- EXERCISE AIM -
Return all lines that include the string "mạng".

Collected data

+ + + + +

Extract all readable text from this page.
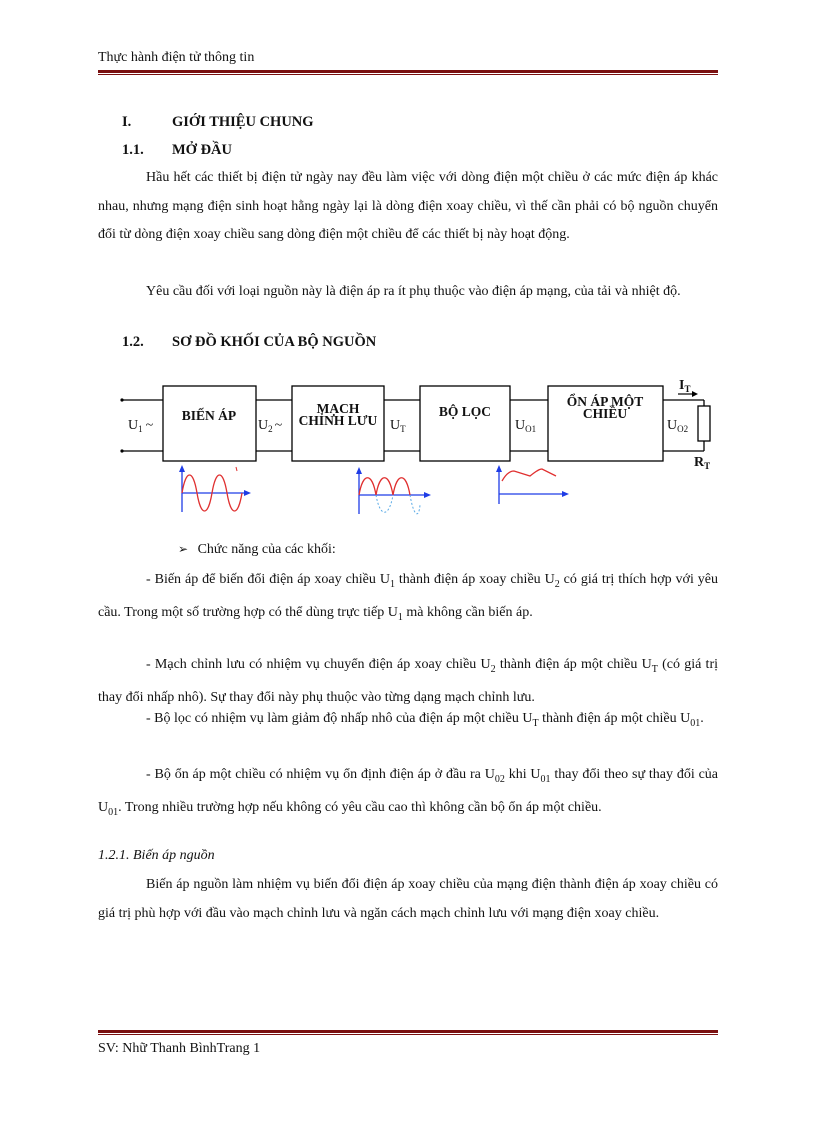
Thực hành điện tử thông tin
I.	GIỚI THIỆU CHUNG
1.1. MỞ ĐẦU

Hầu hết các thiết bị điện tử ngày nay đều làm việc với dòng điện một chiều ở các mức điện áp khác nhau, nhưng mạng điện sinh hoạt hằng ngày lại là dòng điện xoay chiều, vì thế cần phải có bộ nguồn chuyển đổi từ dòng điện xoay chiều sang dòng điện một chiều để các thiết bị này hoạt động.

Yêu cầu đối với loại nguồn này là điện áp ra ít phụ thuộc vào điện áp mạng, của tải và nhiệt độ.

1.2. SƠ ĐỒ KHỐI CỦA BỘ NGUỒN
BIẾN ÁP	MẠCH
CHỈNH LƯU
BỘ LỌC
ỔN ÁP MỘT
CHIỀU
$U_1$ ~	$U_2$ ~	$U_T$	$U_{O1}$	$U_{O2}$
$I_T$
$R_T$
➢ Chức năng của các khối:

- Biến áp để biến đổi điện áp xoay chiều $U_1$ thành điện áp xoay chiều $U_2$ có giá trị thích hợp với yêu cầu. Trong một số trường hợp có thể dùng trực tiếp $U_1$ mà không cần biến áp.

- Mạch chỉnh lưu có nhiệm vụ chuyển điện áp xoay chiều $U_2$ thành điện áp một chiều $U_T$ (có giá trị thay đổi nhấp nhô). Sự thay đổi này phụ thuộc vào từng dạng mạch chỉnh lưu.

- Bộ lọc có nhiệm vụ làm giảm độ nhấp nhô của điện áp một chiều $U_T$ thành điện áp một chiều $U_{01}$.

- Bộ ổn áp một chiều có nhiệm vụ ổn định điện áp ở đầu ra $U_{02}$ khi $U_{01}$ thay đổi theo sự thay đổi của $U_{01}$. Trong nhiều trường hợp nếu không có yêu cầu cao thì không cần bộ ổn áp một chiều.

1.2.1. Biến áp nguồn

Biến áp nguồn làm nhiệm vụ biến đổi điện áp xoay chiều của mạng điện thành điện áp xoay chiều có giá trị phù hợp với đầu vào mạch chỉnh lưu và ngăn cách mạch chỉnh lưu với mạng điện xoay chiều.

SV: Nhữ Thanh BìnhTrang 1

+ + + + +

- SOLUTION BELOW -
Hầu hết các thiết bị điện tử ngày nay đều làm việc với dòng điện một chiều ở các mức điện áp khác nhau, nhưng mạng điện sinh hoạt hằng ngày lại là dòng điện xoay chiều, vì thế cần phải có bộ nguồn chuyển đổi từ dòng điện xoay chiều sang dòng điện một chiều để các thiết bị này hoạt động.
Yêu cầu đối với loại nguồn này là điện áp ra ít phụ thuộc vào điện áp mạng, của tải và nhiệt độ.
Biến áp nguồn làm nhiệm vụ biến đổi điện áp xoay chiều của mạng điện thành điện áp xoay chiều có giá trị phù hợp với đầu vào mạch chỉnh lưu và ngăn cách mạch chỉnh lưu với mạng điện xoay chiều.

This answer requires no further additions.